====== SELECTION ======

Thanks, you ans my question. Everything you said about Hydro went wayyyy over my head. I love dirt and worm castings. Water every two days, feed every 5 to 7 days,  Transplant twice. Done.


----------



## Stoney Bud (Dec 3, 2007)

I've got to clear up a possible misunderstanding about Hydroponic growing.

Like anything, it can be as easy as possible or with a lot of added complication.

For example: If you were to go to the store. Sounds easy.

Here's the right way:

1. Leave and lock house. Get in car. Go to store.


Here's the way some Hydroponic growers think at first:

1. List every possible thing that could ever go wrong when you leave your house to go to the store. This list should have at least 200 things listed on it.

2. List every thing that has ever gone wrong with a car. Study every part of the car until you can rebuild it. Then, do a major overhaul on the car to include blueprinting the engine. Have a race car mechanic come by and do all this work at 500 bucks an hour.

3. Study every map ever drawn of your area. Study the cops routine and make a trip map that shows how to avoid every possible contingency.

4. Hire a "road guide". This guy should get at least 50 bucks an hour during the entire planning time.

5. Call the State, County and City road departments and have them fix every single defect in the roads between your house and the store.

6. .....well, you see where this is going...

Hydroponics is the same. Here's how I've done it for more than 25 years:

1. Use Stoney's 4 unit hydro ebb and flow system in the DIY area.

2. Set it up, wipe it down with some rubbing alcohol.

3. Fill the reservoir, fill the tubs with hydroton and put your rooted plants in.

4. Use a quality nutrient. That's "NUTRIENT" not "NUTRIENTS". Keep it simple.

5. Turn on pump, timer and lights.

6. Top off the reservoir every couple of days with fresh mixed nutes.

7. Start your flowering nutes when flowering starts.

8. Harvest.

Notice that I've sized my reservoir so that no changing of nutes is required until after harvest.

Notice I do no other maintenance.

Notice that I didn't mention a pH meter. I've never even seen one in real life.

Notice that what I do is simple.

OR

You can add 500 other steps, worry yourself sick over the things that will never happen and work yourself to death doing unnecessary things during your grow.

The "KIS" method is the best method.

I spend 15 minutes a day in my grow room. I raise the lights if needed and top off the reservoir. That's it.

"KEEP IT SIMPLE" = KIS

Nutrients and lights are the only two expensive items needed.

Understanding HOW MJ grows is the most important step in any methods.

Do a simple dirt grow first. Learn how MJ grows.

======

WHAT YOU ARE ASKED TO DO: Rewrite everything in the hydroponics post from "4. Use a quality" down to "when flowering starts.", putting "nutrients" in place of "nutes". The lines that follow are drawn from an unrelated source.

====== DATASET EXCERPT ======

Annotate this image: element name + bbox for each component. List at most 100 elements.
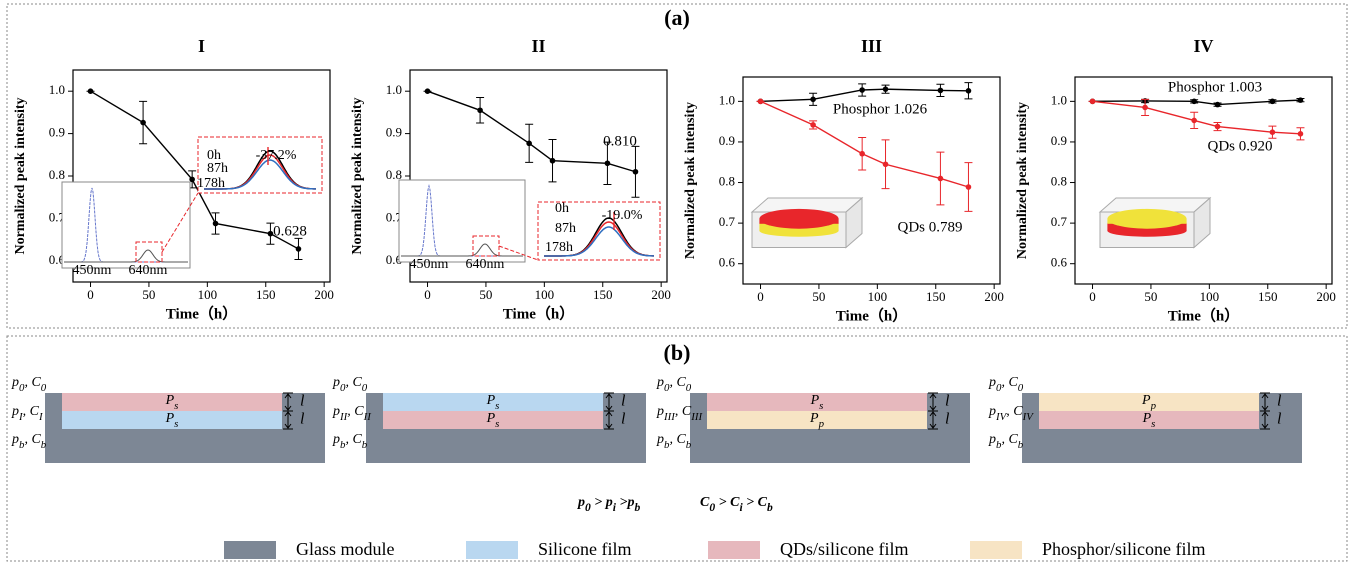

======

WRITTEN ANSWER:
4. Use a quality nutrient. That's "NUTRIENT" not "NUTRIENTS". Keep it simple.

5. Turn on pump, timer and lights.

6. Top off the reservoir every couple of days with fresh mixed nutrients.

7. Start your flowering nutrients when flowering starts.